## [Problem to work on]
Copy out every line of the records where the string "dịch" occurs.

## [Provided records]
>>>>>

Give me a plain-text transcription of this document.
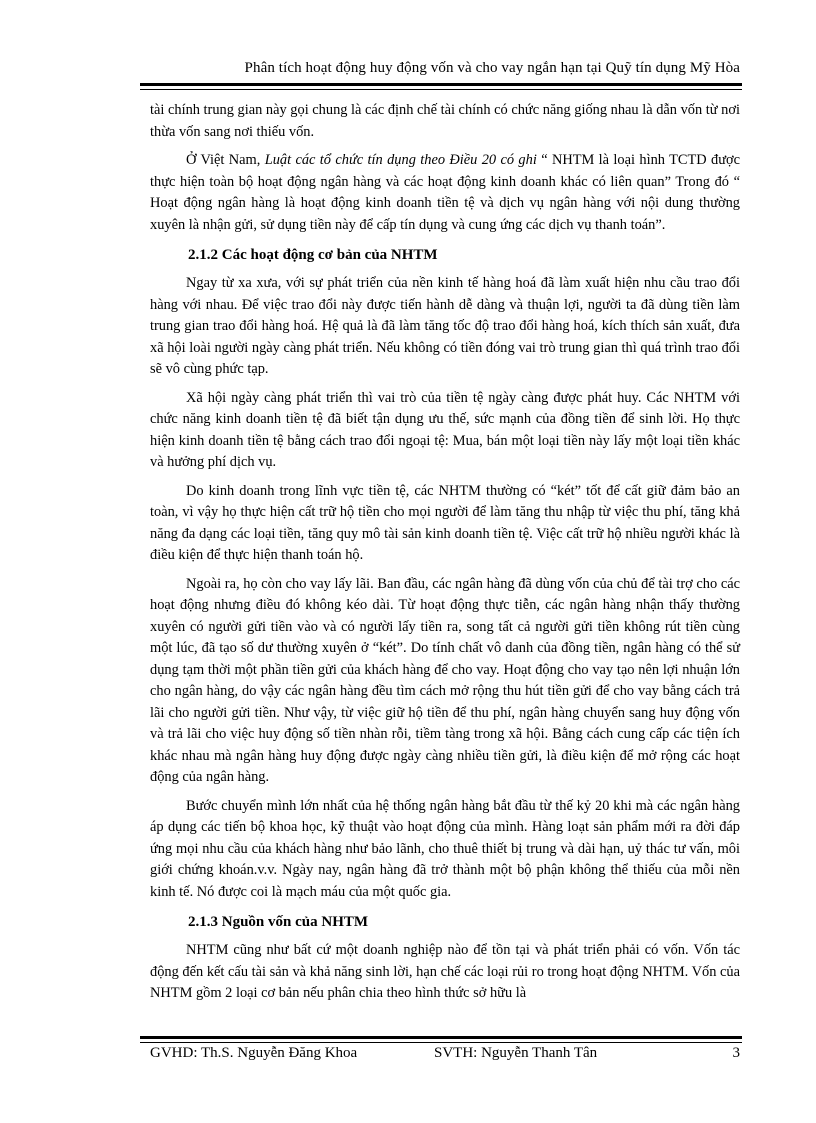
Phân tích hoạt động huy động vốn và cho vay ngắn hạn tại Quỹ tín dụng Mỹ Hòa

tài chính trung gian này gọi chung là các định chế tài chính có chức năng giống nhau là dẫn vốn từ nơi thừa vốn sang nơi thiếu vốn.

Ở Việt Nam, Luật các tổ chức tín dụng theo Điều 20 có ghi “ NHTM là loại hình TCTD được thực hiện toàn bộ hoạt động ngân hàng và các hoạt động kinh doanh khác có liên quan” Trong đó “ Hoạt động ngân hàng là hoạt động kinh doanh tiền tệ và dịch vụ ngân hàng với nội dung thường xuyên là nhận gửi, sử dụng tiền này để cấp tín dụng và cung ứng các dịch vụ thanh toán”.

2.1.2 Các hoạt động cơ bản của NHTM

Ngay từ xa xưa, với sự phát triển của nền kinh tế hàng hoá đã làm xuất hiện nhu cầu trao đổi hàng với nhau. Để việc trao đổi này được tiến hành dễ dàng và thuận lợi, người ta đã dùng tiền làm trung gian trao đổi hàng hoá. Hệ quả là đã làm tăng tốc độ trao đổi hàng hoá, kích thích sản xuất, đưa xã hội loài người ngày càng phát triển. Nếu không có tiền đóng vai trò trung gian thì quá trình trao đổi sẽ vô cùng phức tạp.

Xã hội ngày càng phát triển thì vai trò của tiền tệ ngày càng được phát huy. Các NHTM với chức năng kinh doanh tiền tệ đã biết tận dụng ưu thế, sức mạnh của đồng tiền để sinh lời. Họ thực hiện kinh doanh tiền tệ bằng cách trao đổi ngoại tệ: Mua, bán một loại tiền này lấy một loại tiền khác và hưởng phí dịch vụ.

Do kinh doanh trong lĩnh vực tiền tệ, các NHTM thường có “két” tốt để cất giữ đảm bảo an toàn, vì vậy họ thực hiện cất trữ hộ tiền cho mọi người để làm tăng thu nhập từ việc thu phí, tăng khả năng đa dạng các loại tiền, tăng quy mô tài sản kinh doanh tiền tệ. Việc cất trữ hộ nhiều người khác là điều kiện để thực hiện thanh toán hộ.

Ngoài ra, họ còn cho vay lấy lãi. Ban đầu, các ngân hàng đã dùng vốn của chủ để tài trợ cho các hoạt động nhưng điều đó không kéo dài. Từ hoạt động thực tiễn, các ngân hàng nhận thấy thường xuyên có người gửi tiền vào và có người lấy tiền ra, song tất cả người gửi tiền không rút tiền cùng một lúc, đã tạo số dư thường xuyên ở “két”. Do tính chất vô danh của đồng tiền, ngân hàng có thể sử dụng tạm thời một phần tiền gửi của khách hàng để cho vay. Hoạt động cho vay tạo nên lợi nhuận lớn cho ngân hàng, do vậy các ngân hàng đều tìm cách mở rộng thu hút tiền gửi để cho vay bằng cách trả lãi cho người gửi tiền. Như vậy, từ việc giữ hộ tiền để thu phí, ngân hàng chuyển sang huy động vốn và trả lãi cho việc huy động số tiền nhàn rỗi, tiềm tàng trong xã hội. Bằng cách cung cấp các tiện ích khác nhau mà ngân hàng huy động được ngày càng nhiều tiền gửi, là điều kiện để mở rộng các hoạt động của ngân hàng.

Bước chuyển mình lớn nhất của hệ thống ngân hàng bắt đầu từ thế kỷ 20 khi mà các ngân hàng áp dụng các tiến bộ khoa học, kỹ thuật vào hoạt động của mình. Hàng loạt sản phẩm mới ra đời đáp ứng mọi nhu cầu của khách hàng như bảo lãnh, cho thuê thiết bị trung và dài hạn, uỷ thác tư vấn, môi giới chứng khoán.v.v. Ngày nay, ngân hàng đã trở thành một bộ phận không thể thiếu của mỗi nền kinh tế. Nó được coi là mạch máu của một quốc gia.

2.1.3 Nguồn vốn của NHTM

NHTM cũng như bất cứ một doanh nghiệp nào để tồn tại và phát triển phải có vốn. Vốn tác động đến kết cấu tài sản và khả năng sinh lời, hạn chế các loại rủi ro trong hoạt động NHTM. Vốn của NHTM gồm 2 loại cơ bản nếu phân chia theo hình thức sở hữu là

GVHD: Th.S. Nguyễn Đăng Khoa	SVTH: Nguyễn Thanh Tân	3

<<<<<

## [Task solution]
Ở Việt Nam, Luật các tổ chức tín dụng theo Điều 20 có ghi “ NHTM là loại hình TCTD được thực hiện toàn bộ hoạt động ngân hàng và các hoạt động kinh doanh khác có liên quan” Trong đó “ Hoạt động ngân hàng là hoạt động kinh doanh tiền tệ và dịch vụ ngân hàng với nội dung thường xuyên là nhận gửi, sử dụng tiền này để cấp tín dụng và cung ứng các dịch vụ thanh toán”.
Xã hội ngày càng phát triển thì vai trò của tiền tệ ngày càng được phát huy. Các NHTM với chức năng kinh doanh tiền tệ đã biết tận dụng ưu thế, sức mạnh của đồng tiền để sinh lời. Họ thực hiện kinh doanh tiền tệ bằng cách trao đổi ngoại tệ: Mua, bán một loại tiền này lấy một loại tiền khác và hưởng phí dịch vụ.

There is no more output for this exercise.